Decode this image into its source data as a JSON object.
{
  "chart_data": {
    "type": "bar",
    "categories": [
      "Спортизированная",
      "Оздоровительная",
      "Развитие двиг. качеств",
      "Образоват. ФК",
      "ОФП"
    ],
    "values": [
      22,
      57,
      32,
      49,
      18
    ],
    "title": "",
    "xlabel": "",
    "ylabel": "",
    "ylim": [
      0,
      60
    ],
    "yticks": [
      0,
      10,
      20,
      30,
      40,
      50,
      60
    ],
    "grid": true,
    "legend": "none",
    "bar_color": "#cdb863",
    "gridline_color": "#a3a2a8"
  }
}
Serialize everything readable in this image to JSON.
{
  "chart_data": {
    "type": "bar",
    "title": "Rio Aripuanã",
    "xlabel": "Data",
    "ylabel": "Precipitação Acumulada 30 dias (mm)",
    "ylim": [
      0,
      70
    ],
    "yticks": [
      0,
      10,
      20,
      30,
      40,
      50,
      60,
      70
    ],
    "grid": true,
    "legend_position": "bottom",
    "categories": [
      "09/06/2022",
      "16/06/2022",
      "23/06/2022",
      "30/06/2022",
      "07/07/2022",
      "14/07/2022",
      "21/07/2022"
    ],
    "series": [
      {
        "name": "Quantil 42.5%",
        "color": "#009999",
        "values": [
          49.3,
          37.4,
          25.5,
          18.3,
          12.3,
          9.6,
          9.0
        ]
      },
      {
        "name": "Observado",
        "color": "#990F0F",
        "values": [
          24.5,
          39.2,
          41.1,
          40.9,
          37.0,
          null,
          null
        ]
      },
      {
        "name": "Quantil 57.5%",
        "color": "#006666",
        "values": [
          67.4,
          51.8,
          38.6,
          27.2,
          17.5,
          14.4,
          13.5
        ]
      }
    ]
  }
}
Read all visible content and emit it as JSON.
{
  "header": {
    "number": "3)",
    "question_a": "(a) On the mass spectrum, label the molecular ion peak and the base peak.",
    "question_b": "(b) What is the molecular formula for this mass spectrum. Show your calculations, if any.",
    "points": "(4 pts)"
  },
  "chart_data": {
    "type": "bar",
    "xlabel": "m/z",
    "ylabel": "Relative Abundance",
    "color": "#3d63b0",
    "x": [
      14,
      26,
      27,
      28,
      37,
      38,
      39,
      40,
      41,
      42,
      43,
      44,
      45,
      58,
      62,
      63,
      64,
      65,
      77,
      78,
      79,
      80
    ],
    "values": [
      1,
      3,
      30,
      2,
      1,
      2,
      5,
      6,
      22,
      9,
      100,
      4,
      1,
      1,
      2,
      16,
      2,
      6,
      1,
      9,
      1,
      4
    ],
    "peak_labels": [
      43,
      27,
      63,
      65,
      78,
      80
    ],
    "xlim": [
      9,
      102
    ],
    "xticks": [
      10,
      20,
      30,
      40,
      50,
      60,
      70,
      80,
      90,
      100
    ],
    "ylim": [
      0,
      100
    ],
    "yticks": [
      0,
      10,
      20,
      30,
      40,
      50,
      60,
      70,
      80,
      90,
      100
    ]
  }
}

::::

[Written instruction] Read the entries above, then pull out the lines that include "spectrum".

[Answer to the task]
    "question_a": "(a) On the mass spectrum, label the molecular ion peak and the base peak.",
    "question_b": "(b) What is the molecular formula for this mass spectrum. Show your calculations, if any.",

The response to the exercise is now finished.